====== Dataset extract ======

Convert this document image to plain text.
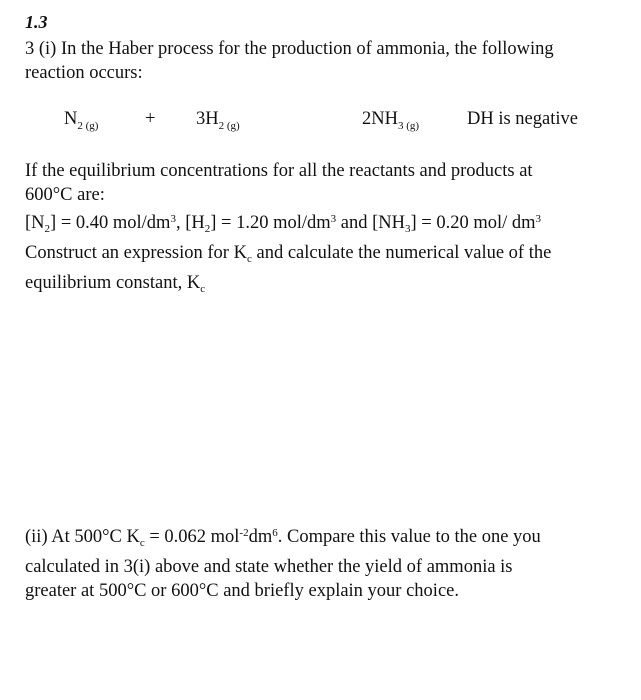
1.3
3 (i) In the Haber process for the production of ammonia, the following
reaction occurs:
$N_2$ $_{(g)}$	+ $3H_2$ $_{(g)}$	$2NH_3$ $_{(g)}$	DH is negative
If the equilibrium concentrations for all the reactants and products at
600°C are:
$[N_2] = 0.40$ mol/$dm^3$, $[H_2] = 1.20$ mol/$dm^3$ and $[NH_3] = 0.20$ mol/ $dm^3$
Construct an expression for $K_c$ and calculate the numerical value of the
equilibrium constant, $K_c$
(ii) At 500°C $K_c = 0.062$ $mol^{-2}dm^6$. Compare this value to the one you
calculated in 3(i) above and state whether the yield of ammonia is
greater at 500°C or 600°C and briefly explain your choice.
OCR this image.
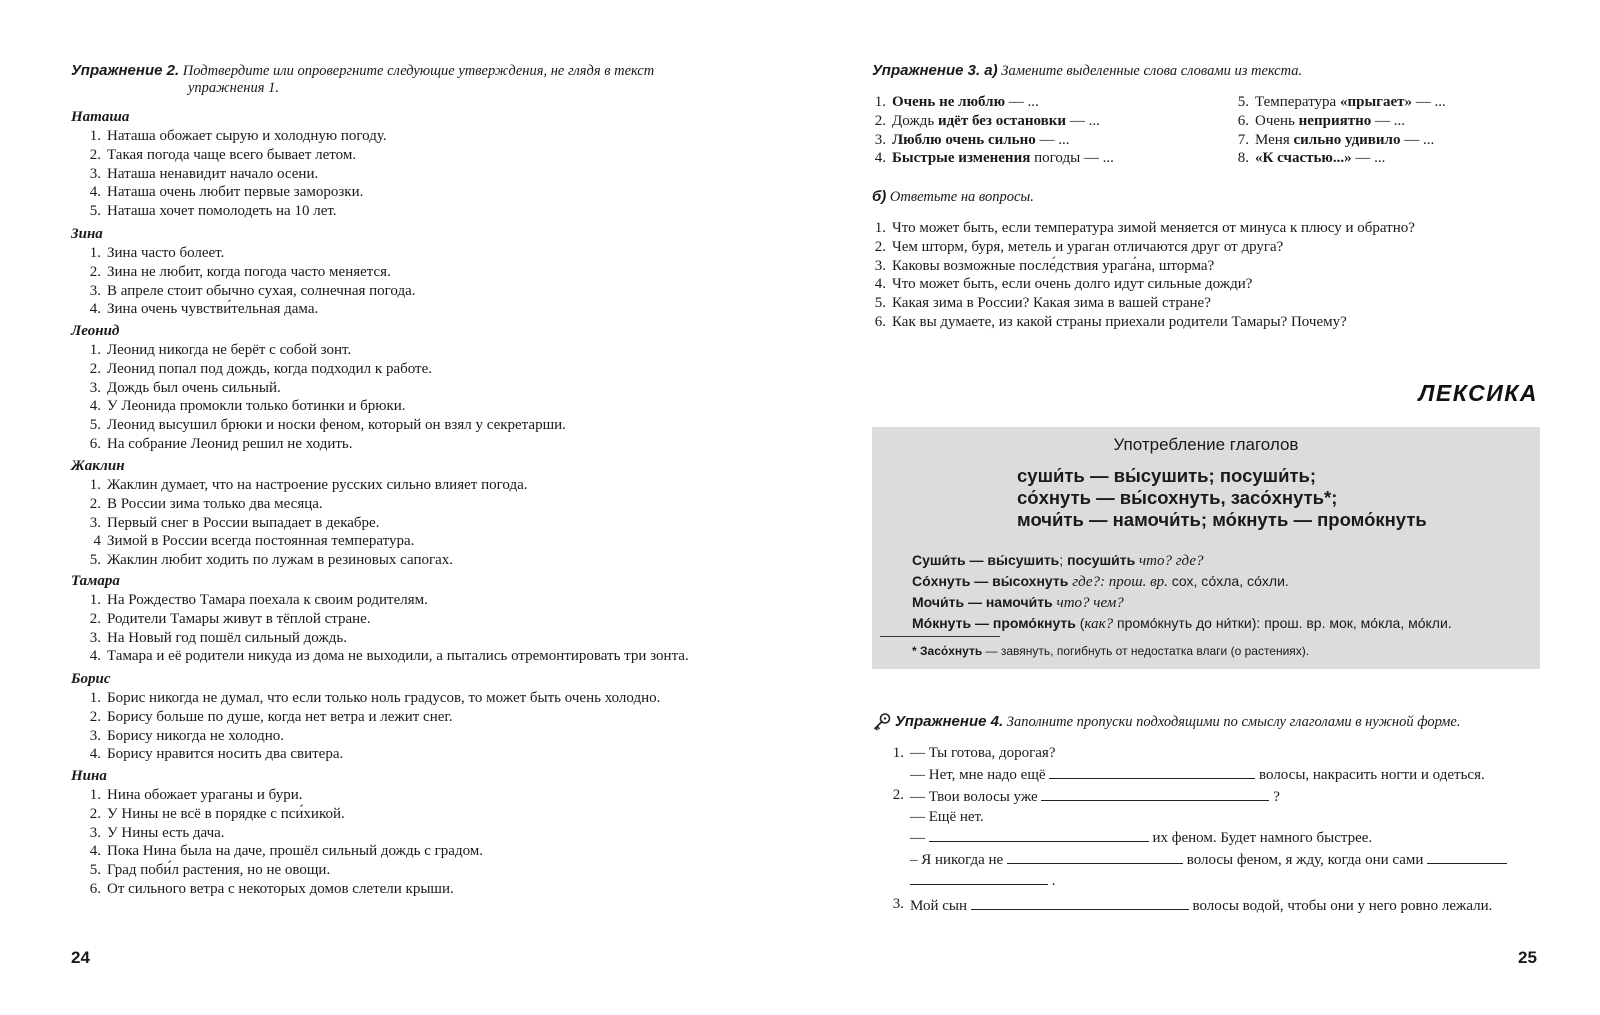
Упражнение 2. Подтвердите или опровергните следующие утверждения, не глядя в текст
упражнения 1.
Наташа
1. Наташа обожает сырую и холодную погоду.
2. Такая погода чаще всего бывает летом.
3. Наташа ненавидит начало осени.
4. Наташа очень любит первые заморозки.
5. Наташа хочет помолодеть на 10 лет.
Зина
1. Зина часто болеет.
2. Зина не любит, когда погода часто меняется.
3. В апреле стоит обычно сухая, солнечная погода.
4. Зина очень чувстви́тельная дама.
Леонид
1. Леонид никогда не берёт с собой зонт.
2. Леонид попал под дождь, когда подходил к работе.
3. Дождь был очень сильный.
4. У Леонида промокли только ботинки и брюки.
5. Леонид высушил брюки и носки феном, который он взял у секретарши.
6. На собрание Леонид решил не ходить.
Жаклин
1. Жаклин думает, что на настроение русских сильно влияет погода.
2. В России зима только два месяца.
3. Первый снег в России выпадает в декабре.
4 Зимой в России всегда постоянная температура.
5. Жаклин любит ходить по лужам в резиновых сапогах.
Тамара
1. На Рождество Тамара поехала к своим родителям.
2. Родители Тамары живут в тёплой стране.
3. На Новый год пошёл сильный дождь.
4. Тамара и её родители никуда из дома не выходили, а пытались отремонтировать три зонта.
Борис
1. Борис никогда не думал, что если только ноль градусов, то может быть очень холодно.
2. Борису больше по душе, когда нет ветра и лежит снег.
3. Борису никогда не холодно.
4. Борису нравится носить два свитера.
Нина
1. Нина обожает ураганы и бури.
2. У Нины не всё в порядке с пси́хикой.
3. У Нины есть дача.
4. Пока Нина была на даче, прошёл сильный дождь с градом.
5. Град поби́л растения, но не овощи.
6. От сильного ветра с некоторых домов слетели крыши.
24
Упражнение 3. а) Замените выделенные слова словами из текста.
1. Очень не люблю — ...
2. Дождь идёт без остановки — ...
3. Люблю очень сильно — ...
4. Быстрые изменения погоды — ...
5. Температура «прыгает» — ...
6. Очень неприятно — ...
7. Меня сильно удивило — ...
8. «К счастью...» — ...
б) Ответьте на вопросы.
1. Что может быть, если температура зимой меняется от минуса к плюсу и обратно?
2. Чем шторм, буря, метель и ураган отличаются друг от друга?
3. Каковы возможные после́дствия урага́на, шторма?
4. Что может быть, если очень долго идут сильные дожди?
5. Какая зима в России? Какая зима в вашей стране?
6. Как вы думаете, из какой страны приехали родители Тамары? Почему?
ЛЕКСИКА
Употребление глаголов
суши́ть — вы́сушить; посуши́ть;
со́хнуть — вы́сохнуть, засо́хнуть*;
мочи́ть — намочи́ть; мо́кнуть — промо́кнуть
Суши́ть — вы́сушить; посуши́ть что? где?
Со́хнуть — вы́сохнуть где?: прош. вр. сох, со́хла, со́хли.
Мочи́ть — намочи́ть что? чем?
Мо́кнуть — промо́кнуть (как? промо́кнуть до ни́тки): прош. вр. мок, мо́кла, мо́кли.
* Засо́хнуть — завянуть, погибнуть от недостатка влаги (о растениях).
Упражнение 4. Заполните пропуски подходящими по смыслу глаголами в нужной форме.
1. — Ты готова, дорогая?
— Нет, мне надо ещё	волосы, накрасить ногти и одеться.
2. — Твои волосы уже	?
— Ещё нет.
—	их феном. Будет намного быстрее.
– Я никогда не	волосы феном, я жду, когда они сами
.
3. Мой сын	волосы водой, чтобы они у него ровно лежали.
25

======

- What you should do -
Reproduce each line word for word and drop the pictures.

- Task answer -
Convert this document image to plain text.
1.3
3 (i) In the Haber process for the production of ammonia, the following
reaction occurs:
$N_2$ $_{(g)}$	+ $3H_2$ $_{(g)}$	$2NH_3$ $_{(g)}$	DH is negative
If the equilibrium concentrations for all the reactants and products at
600°C are:
$[N_2] = 0.40$ mol/$dm^3$, $[H_2] = 1.20$ mol/$dm^3$ and $[NH_3] = 0.20$ mol/ $dm^3$
Construct an expression for $K_c$ and calculate the numerical value of the
equilibrium constant, $K_c$
(ii) At 500°C $K_c = 0.062$ $mol^{-2}dm^6$. Compare this value to the one you
calculated in 3(i) above and state whether the yield of ammonia is
greater at 500°C or 600°C and briefly explain your choice.
OCR this image.
Упражнение 2. Подтвердите или опровергните следующие утверждения, не глядя в текст
упражнения 1.
Наташа
1. Наташа обожает сырую и холодную погоду.
2. Такая погода чаще всего бывает летом.
3. Наташа ненавидит начало осени.
4. Наташа очень любит первые заморозки.
5. Наташа хочет помолодеть на 10 лет.
Зина
1. Зина часто болеет.
2. Зина не любит, когда погода часто меняется.
3. В апреле стоит обычно сухая, солнечная погода.
4. Зина очень чувстви́тельная дама.
Леонид
1. Леонид никогда не берёт с собой зонт.
2. Леонид попал под дождь, когда подходил к работе.
3. Дождь был очень сильный.
4. У Леонида промокли только ботинки и брюки.
5. Леонид высушил брюки и носки феном, который он взял у секретарши.
6. На собрание Леонид решил не ходить.
Жаклин
1. Жаклин думает, что на настроение русских сильно влияет погода.
2. В России зима только два месяца.
3. Первый снег в России выпадает в декабре.
4 Зимой в России всегда постоянная температура.
5. Жаклин любит ходить по лужам в резиновых сапогах.
Тамара
1. На Рождество Тамара поехала к своим родителям.
2. Родители Тамары живут в тёплой стране.
3. На Новый год пошёл сильный дождь.
4. Тамара и её родители никуда из дома не выходили, а пытались отремонтировать три зонта.
Борис
1. Борис никогда не думал, что если только ноль градусов, то может быть очень холодно.
2. Борису больше по душе, когда нет ветра и лежит снег.
3. Борису никогда не холодно.
4. Борису нравится носить два свитера.
Нина
1. Нина обожает ураганы и бури.
2. У Нины не всё в порядке с пси́хикой.
3. У Нины есть дача.
4. Пока Нина была на даче, прошёл сильный дождь с градом.
5. Град поби́л растения, но не овощи.
6. От сильного ветра с некоторых домов слетели крыши.
24
Упражнение 3. а) Замените выделенные слова словами из текста.
1. Очень не люблю — ...
2. Дождь идёт без остановки — ...
3. Люблю очень сильно — ...
4. Быстрые изменения погоды — ...
5. Температура «прыгает» — ...
6. Очень неприятно — ...
7. Меня сильно удивило — ...
8. «К счастью...» — ...
б) Ответьте на вопросы.
1. Что может быть, если температура зимой меняется от минуса к плюсу и обратно?
2. Чем шторм, буря, метель и ураган отличаются друг от друга?
3. Каковы возможные после́дствия урага́на, шторма?
4. Что может быть, если очень долго идут сильные дожди?
5. Какая зима в России? Какая зима в вашей стране?
6. Как вы думаете, из какой страны приехали родители Тамары? Почему?
ЛЕКСИКА
Употребление глаголов
суши́ть — вы́сушить; посуши́ть;
со́хнуть — вы́сохнуть, засо́хнуть*;
мочи́ть — намочи́ть; мо́кнуть — промо́кнуть
Суши́ть — вы́сушить; посуши́ть что? где?
Со́хнуть — вы́сохнуть где?: прош. вр. сох, со́хла, со́хли.
Мочи́ть — намочи́ть что? чем?
Мо́кнуть — промо́кнуть (как? промо́кнуть до ни́тки): прош. вр. мок, мо́кла, мо́кли.
* Засо́хнуть — завянуть, погибнуть от недостатка влаги (о растениях).
Упражнение 4. Заполните пропуски подходящими по смыслу глаголами в нужной форме.
1. — Ты готова, дорогая?
— Нет, мне надо ещё	волосы, накрасить ногти и одеться.
2. — Твои волосы уже	?
— Ещё нет.
—	их феном. Будет намного быстрее.
– Я никогда не	волосы феном, я жду, когда они сами
.
3. Мой сын	волосы водой, чтобы они у него ровно лежали.
25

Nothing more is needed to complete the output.